WRITTEN TASK >> Find how many lines contain the word "params" and state that number alone.

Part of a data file
════

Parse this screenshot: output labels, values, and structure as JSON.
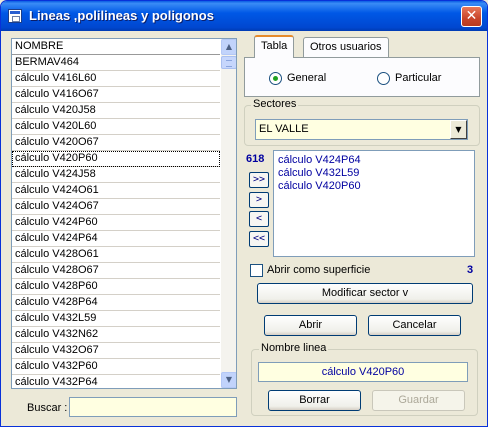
{
  "window": {
    "title": "Lineas ,polilineas y poligonos",
    "close_glyph": "✕"
  },
  "list": {
    "header": "NOMBRE",
    "items": [
      "BERMAV464",
      "cálculo V416L60",
      "cálculo V416O67",
      "cálculo V420J58",
      "cálculo V420L60",
      "cálculo V420O67",
      "cálculo V420P60",
      "cálculo V424J58",
      "cálculo V424O61",
      "cálculo V424O67",
      "cálculo V424P60",
      "cálculo V424P64",
      "cálculo V428O61",
      "cálculo V428O67",
      "cálculo V428P60",
      "cálculo V428P64",
      "cálculo V432L59",
      "cálculo V432N62",
      "cálculo V432O67",
      "cálculo V432P60",
      "cálculo V432P64"
    ],
    "focused_item": "cálculo V420P60",
    "scroll_up_glyph": "▲",
    "scroll_down_glyph": "▼"
  },
  "buscar": {
    "label": "Buscar :",
    "value": ""
  },
  "tabs": {
    "items": [
      "Tabla",
      "Otros usuarios"
    ],
    "active": "Tabla"
  },
  "radios": {
    "general_label": "General",
    "particular_label": "Particular",
    "selected": "General"
  },
  "sectores": {
    "legend": "Sectores",
    "selected": "EL VALLE",
    "dropdown_glyph": "▼"
  },
  "selection": {
    "count": "618",
    "items": [
      "cálculo V424P64",
      "cálculo V432L59",
      "cálculo V420P60"
    ]
  },
  "arrow_buttons": {
    "add_all": ">>",
    "add_one": ">",
    "remove_one": "<",
    "remove_all": "<<"
  },
  "surface": {
    "checkbox_label": "Abrir como superficie",
    "checked": false,
    "count": "3"
  },
  "buttons": {
    "modificar": "Modificar sector    v",
    "abrir": "Abrir",
    "cancelar": "Cancelar",
    "borrar": "Borrar",
    "guardar": "Guardar"
  },
  "nombre_linea": {
    "legend": "Nombre linea",
    "value": "cálculo V420P60"
  },
  "colors": {
    "title_bar": "#0058e6",
    "window_bg": "#ece9d8",
    "input_bg": "#ffffe1",
    "accent_text": "#0000a0"
  }
}
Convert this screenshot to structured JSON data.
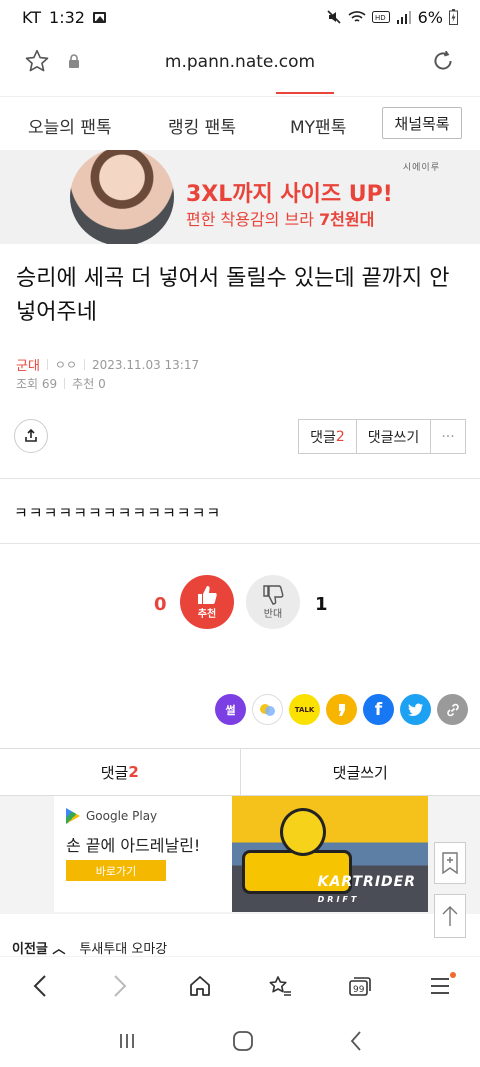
{
  "status": {
    "carrier": "KT",
    "time": "1:32",
    "battery": "6%"
  },
  "browser": {
    "url": "m.pann.nate.com"
  },
  "nav": {
    "tabs": [
      "오늘의 팬톡",
      "랭킹 팬톡",
      "MY팬톡"
    ],
    "channel_btn": "채널목록"
  },
  "ad_top": {
    "brand": "시에이루",
    "title": "3XL까지 사이즈 UP!",
    "sub_prefix": "편한 착용감의 브라 ",
    "sub_bold": "7천원대"
  },
  "post": {
    "title": "승리에 세곡 더 넣어서 돌릴수 있는데 끝까지 안 넣어주네",
    "category": "군대",
    "author": "ㅇㅇ",
    "date": "2023.11.03 13:17",
    "views": "조회 69",
    "recommend": "추천 0",
    "body": "ㅋㅋㅋㅋㅋㅋㅋㅋㅋㅋㅋㅋㅋㅋ"
  },
  "actions": {
    "comment_label": "댓글",
    "comment_count": "2",
    "write_comment": "댓글쓰기",
    "more": "···"
  },
  "vote": {
    "up_count": "0",
    "up_label": "추천",
    "down_label": "반대",
    "down_count": "1"
  },
  "sns": [
    {
      "name": "ssul-share",
      "label": "썰",
      "color": "#7b3fe4"
    },
    {
      "name": "chat-share",
      "label": "",
      "color": "#ffffff"
    },
    {
      "name": "kakaotalk-share",
      "label": "TALK",
      "color": "#fae100"
    },
    {
      "name": "kakaostory-share",
      "label": "",
      "color": "#f7b500"
    },
    {
      "name": "facebook-share",
      "label": "f",
      "color": "#1877f2"
    },
    {
      "name": "twitter-share",
      "label": "",
      "color": "#1da1f2"
    },
    {
      "name": "link-share",
      "label": "",
      "color": "#9a9a9a"
    }
  ],
  "comment_bar": {
    "comments_label": "댓글",
    "comments_count": "2",
    "write_label": "댓글쓰기"
  },
  "ad_bottom": {
    "store": "Google Play",
    "headline": "손 끝에 아드레날린!",
    "button": "바로가기",
    "game_title": "KARTRIDER",
    "game_sub": "DRIFT"
  },
  "prev": {
    "label": "이전글 ︿",
    "title": "투새투대 오마강"
  }
}
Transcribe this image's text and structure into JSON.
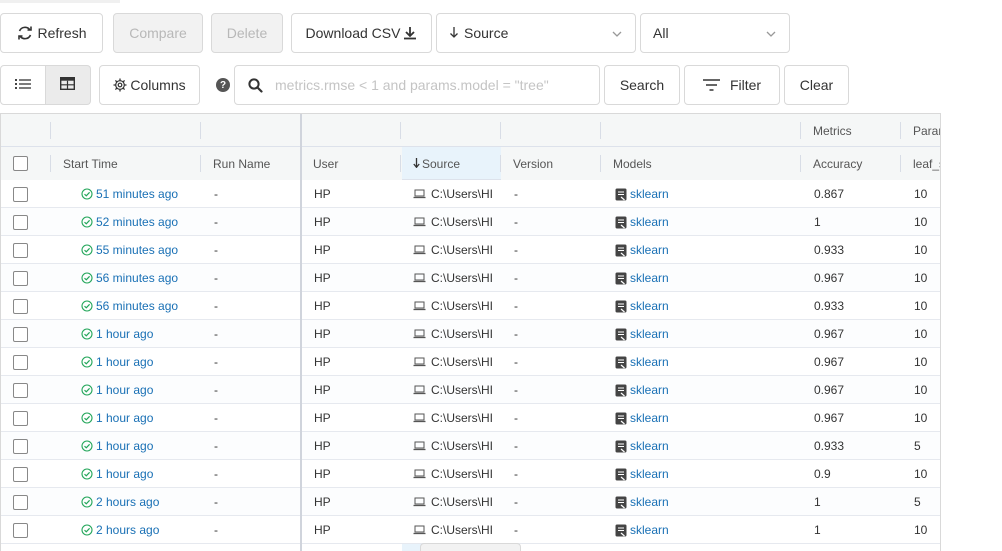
{
  "toolbar": {
    "refresh_label": "Refresh",
    "compare_label": "Compare",
    "delete_label": "Delete",
    "download_label": "Download CSV",
    "source_select": "Source",
    "all_select": "All"
  },
  "search": {
    "columns_label": "Columns",
    "help_glyph": "?",
    "placeholder": "metrics.rmse < 1 and params.model = \"tree\"",
    "search_label": "Search",
    "filter_label": "Filter",
    "clear_label": "Clear"
  },
  "table": {
    "group_headers": {
      "metrics": "Metrics",
      "params": "Parar"
    },
    "columns": {
      "start_time": "Start Time",
      "run_name": "Run Name",
      "user": "User",
      "source": "Source",
      "version": "Version",
      "models": "Models",
      "accuracy": "Accuracy",
      "leaf": "leaf_s"
    },
    "rows": [
      {
        "start": "51 minutes ago",
        "run": "-",
        "user": "HP",
        "source": "C:\\Users\\HI",
        "version": "-",
        "model": "sklearn",
        "accuracy": "0.867",
        "leaf": "10"
      },
      {
        "start": "52 minutes ago",
        "run": "-",
        "user": "HP",
        "source": "C:\\Users\\HI",
        "version": "-",
        "model": "sklearn",
        "accuracy": "1",
        "leaf": "10"
      },
      {
        "start": "55 minutes ago",
        "run": "-",
        "user": "HP",
        "source": "C:\\Users\\HI",
        "version": "-",
        "model": "sklearn",
        "accuracy": "0.933",
        "leaf": "10"
      },
      {
        "start": "56 minutes ago",
        "run": "-",
        "user": "HP",
        "source": "C:\\Users\\HI",
        "version": "-",
        "model": "sklearn",
        "accuracy": "0.967",
        "leaf": "10"
      },
      {
        "start": "56 minutes ago",
        "run": "-",
        "user": "HP",
        "source": "C:\\Users\\HI",
        "version": "-",
        "model": "sklearn",
        "accuracy": "0.933",
        "leaf": "10"
      },
      {
        "start": "1 hour ago",
        "run": "-",
        "user": "HP",
        "source": "C:\\Users\\HI",
        "version": "-",
        "model": "sklearn",
        "accuracy": "0.967",
        "leaf": "10"
      },
      {
        "start": "1 hour ago",
        "run": "-",
        "user": "HP",
        "source": "C:\\Users\\HI",
        "version": "-",
        "model": "sklearn",
        "accuracy": "0.967",
        "leaf": "10"
      },
      {
        "start": "1 hour ago",
        "run": "-",
        "user": "HP",
        "source": "C:\\Users\\HI",
        "version": "-",
        "model": "sklearn",
        "accuracy": "0.967",
        "leaf": "10"
      },
      {
        "start": "1 hour ago",
        "run": "-",
        "user": "HP",
        "source": "C:\\Users\\HI",
        "version": "-",
        "model": "sklearn",
        "accuracy": "0.967",
        "leaf": "10"
      },
      {
        "start": "1 hour ago",
        "run": "-",
        "user": "HP",
        "source": "C:\\Users\\HI",
        "version": "-",
        "model": "sklearn",
        "accuracy": "0.933",
        "leaf": "5"
      },
      {
        "start": "1 hour ago",
        "run": "-",
        "user": "HP",
        "source": "C:\\Users\\HI",
        "version": "-",
        "model": "sklearn",
        "accuracy": "0.9",
        "leaf": "10"
      },
      {
        "start": "2 hours ago",
        "run": "-",
        "user": "HP",
        "source": "C:\\Users\\HI",
        "version": "-",
        "model": "sklearn",
        "accuracy": "1",
        "leaf": "5"
      },
      {
        "start": "2 hours ago",
        "run": "-",
        "user": "HP",
        "source": "C:\\Users\\HI",
        "version": "-",
        "model": "sklearn",
        "accuracy": "1",
        "leaf": "10"
      }
    ]
  },
  "colors": {
    "link": "#1970b5",
    "success": "#23a65a",
    "sorted_column_bg": "#e8f3fb",
    "disabled_button_bg": "#f2f2f2"
  },
  "icons": {
    "refresh": "refresh-icon",
    "download": "download-icon",
    "sort": "arrow-down-icon",
    "list_view": "list-view-icon",
    "table_view": "table-view-icon",
    "columns": "gear-icon",
    "help": "question-icon",
    "search": "search-icon",
    "filter": "filter-icon",
    "status": "check-circle-icon",
    "source": "laptop-icon",
    "model": "model-icon"
  }
}
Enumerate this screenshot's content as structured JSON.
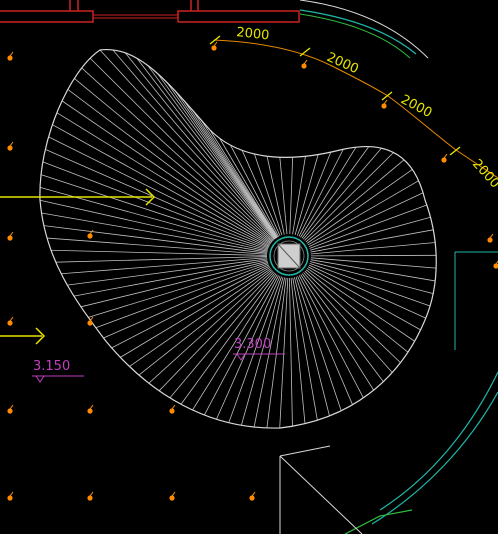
{
  "drawing": {
    "dimensions": [
      {
        "label": "2000"
      },
      {
        "label": "2000"
      },
      {
        "label": "2000"
      },
      {
        "label": "2000"
      }
    ],
    "elevations": [
      {
        "label": "3.150"
      },
      {
        "label": "3.300"
      }
    ],
    "ray_count": 96,
    "colors": {
      "background": "#000000",
      "outline": "#d9d9d9",
      "rays": "#bfbfbf",
      "dimension": "#e6e600",
      "dimension_line": "#e68a00",
      "elevation": "#c040c0",
      "boundary_cyan": "#1fb8a8",
      "boundary_green": "#2fbf3a",
      "wall_red": "#cc2222",
      "arrow_yellow": "#e6e600",
      "light_marker": "#ff8c00",
      "column_ring": "#1fb8a8"
    }
  }
}
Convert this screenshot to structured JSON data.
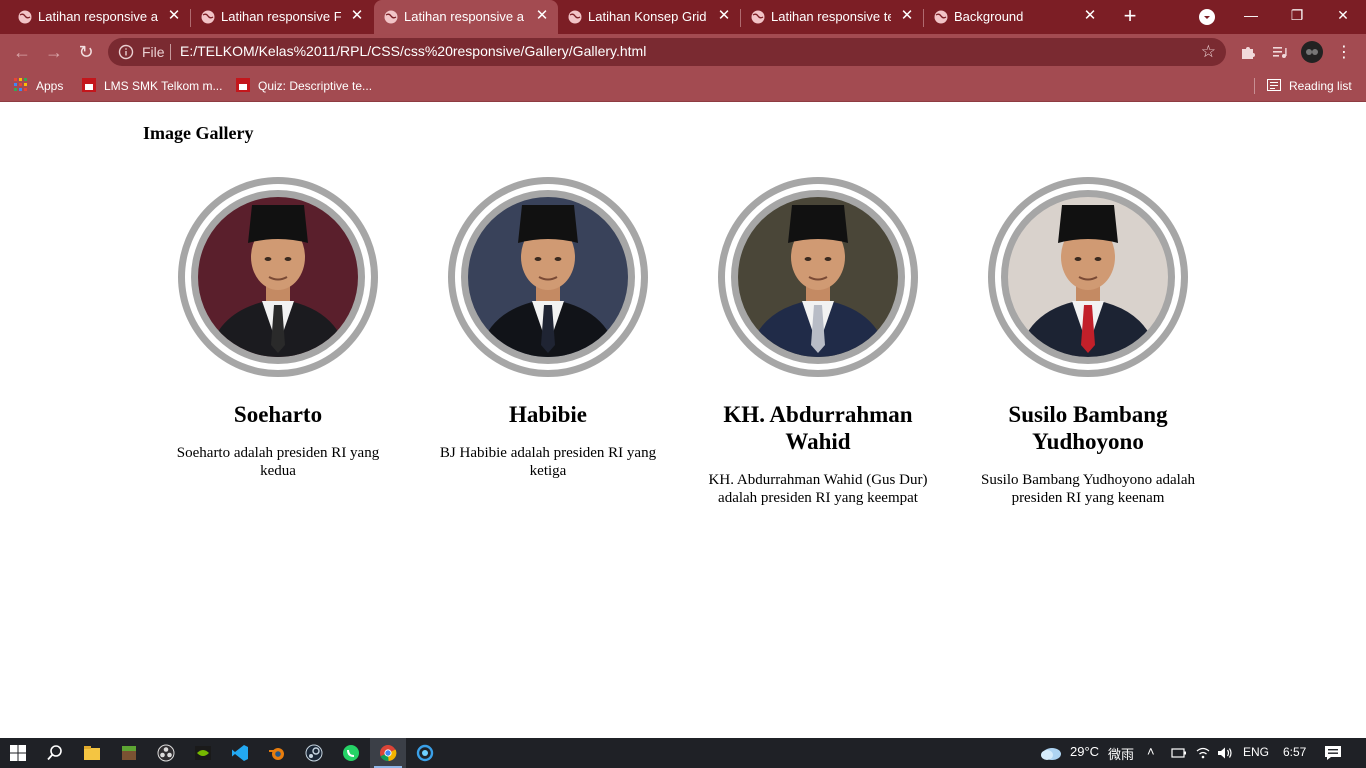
{
  "browser": {
    "tabs": [
      {
        "label": "Latihan responsive artikel",
        "active": false
      },
      {
        "label": "Latihan responsive Form",
        "active": false
      },
      {
        "label": "Latihan responsive artikel",
        "active": true
      },
      {
        "label": "Latihan Konsep Grid",
        "active": false
      },
      {
        "label": "Latihan responsive tentang",
        "active": false
      },
      {
        "label": "Background",
        "active": false
      }
    ],
    "new_tab_symbol": "+",
    "address": {
      "scheme_label": "File",
      "url": "E:/TELKOM/Kelas%2011/RPL/CSS/css%20responsive/Gallery/Gallery.html"
    },
    "bookmarks": {
      "apps": "Apps",
      "lms": "LMS SMK Telkom m...",
      "quiz": "Quiz: Descriptive te...",
      "reading_list": "Reading list"
    },
    "colors": {
      "frame": "#7c1e25",
      "toolbar": "#a34b51",
      "omnibox": "#7a2a31"
    }
  },
  "page": {
    "title": "Image Gallery",
    "gallery": [
      {
        "name": "Soeharto",
        "description": "Soeharto adalah presiden RI yang kedua",
        "bg": "#5a1f2c",
        "suit": "#1b1b1f",
        "tie": "#2a2a2a"
      },
      {
        "name": "Habibie",
        "description": "BJ Habibie adalah presiden RI yang ketiga",
        "bg": "#39425a",
        "suit": "#111318",
        "tie": "#1f2433"
      },
      {
        "name": "KH. Abdurrahman Wahid",
        "description": "KH. Abdurrahman Wahid (Gus Dur) adalah presiden RI yang keempat",
        "bg": "#4a4638",
        "suit": "#202b48",
        "tie": "#b8bcc6"
      },
      {
        "name": "Susilo Bambang Yudhoyono",
        "description": "Susilo Bambang Yudhoyono adalah presiden RI yang keenam",
        "bg": "#d9d2cc",
        "suit": "#1c2333",
        "tie": "#c2202a"
      }
    ]
  },
  "taskbar": {
    "weather": "29°C",
    "weather_text": "微雨",
    "language": "ENG",
    "time": "6:57"
  }
}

════

OUTPUT OF THE TASK >> 2